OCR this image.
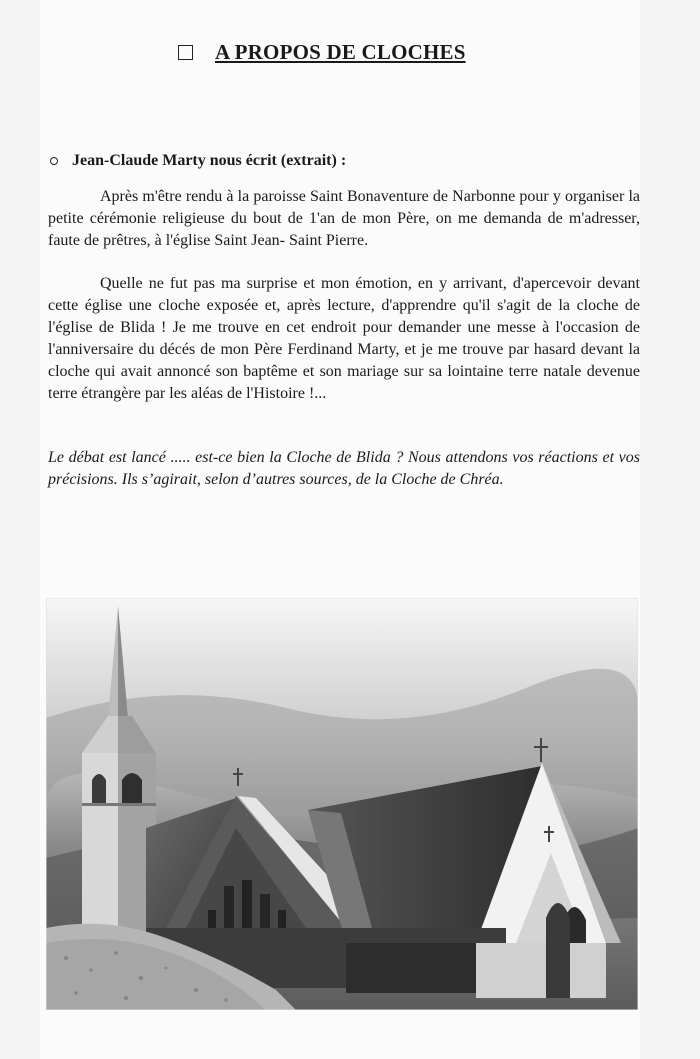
A PROPOS DE CLOCHES
Jean-Claude Marty nous écrit (extrait) :

Après m'être rendu à la paroisse Saint Bonaventure de Narbonne pour y organiser la petite cérémonie religieuse du bout de 1'an de mon Père, on me demanda de m'adresser, faute de prêtres, à l'église Saint Jean- Saint Pierre.

Quelle ne fut pas ma surprise et mon émotion, en y arrivant, d'apercevoir devant cette église une cloche exposée et, après lecture, d'apprendre qu'il s'agit de la cloche de l'église de Blida ! Je me trouve en cet endroit pour demander une messe à l'occasion de l'anniversaire du décés de mon Père Ferdinand Marty, et je me trouve par hasard devant la cloche qui avait annoncé son baptême et son mariage sur sa lointaine terre natale devenue terre étrangère par les aléas de l'Histoire !...

Le débat est lancé ..... est-ce bien la Cloche de Blida ? Nous attendons vos réactions et vos précisions. Ils s’agirait, selon d’autres sources, de la Cloche de Chréa.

════════

> _Do this_
Pick every line with "Jean" in it and copy it.

> _Exercise response_
Jean-Claude Marty nous écrit (extrait) :
Après m'être rendu à la paroisse Saint Bonaventure de Narbonne pour y organiser la petite cérémonie religieuse du bout de 1'an de mon Père, on me demanda de m'adresser, faute de prêtres, à l'église Saint Jean- Saint Pierre.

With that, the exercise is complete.